● **EXERCISE DIRECTIONS**
Type every record exactly as it appears.

● **RECORD EXCERPTS**
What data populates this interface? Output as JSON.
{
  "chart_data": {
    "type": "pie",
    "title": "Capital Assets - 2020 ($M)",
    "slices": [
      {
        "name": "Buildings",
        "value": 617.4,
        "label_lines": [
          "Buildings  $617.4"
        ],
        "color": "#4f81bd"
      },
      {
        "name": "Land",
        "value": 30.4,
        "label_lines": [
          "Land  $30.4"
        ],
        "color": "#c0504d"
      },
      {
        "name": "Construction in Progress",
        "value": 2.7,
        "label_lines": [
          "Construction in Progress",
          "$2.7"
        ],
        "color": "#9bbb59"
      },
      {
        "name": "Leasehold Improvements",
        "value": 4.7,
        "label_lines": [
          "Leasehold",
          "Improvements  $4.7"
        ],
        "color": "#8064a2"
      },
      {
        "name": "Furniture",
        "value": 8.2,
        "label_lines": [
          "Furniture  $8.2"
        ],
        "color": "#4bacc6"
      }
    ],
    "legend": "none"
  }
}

● **ANSWER FOR THIS EXERCISE**
What data populates this interface? Output as JSON.
{
  "chart_data": {
    "type": "pie",
    "title": "Capital Assets - 2020 ($M)",
    "slices": [
      {
        "name": "Buildings",
        "value": 617.4,
        "label_lines": [
          "Buildings  $617.4"
        ],
        "color": "#4f81bd"
      },
      {
        "name": "Land",
        "value": 30.4,
        "label_lines": [
          "Land  $30.4"
        ],
        "color": "#c0504d"
      },
      {
        "name": "Construction in Progress",
        "value": 2.7,
        "label_lines": [
          "Construction in Progress",
          "$2.7"
        ],
        "color": "#9bbb59"
      },
      {
        "name": "Leasehold Improvements",
        "value": 4.7,
        "label_lines": [
          "Leasehold",
          "Improvements  $4.7"
        ],
        "color": "#8064a2"
      },
      {
        "name": "Furniture",
        "value": 8.2,
        "label_lines": [
          "Furniture  $8.2"
        ],
        "color": "#4bacc6"
      }
    ],
    "legend": "none"
  }
}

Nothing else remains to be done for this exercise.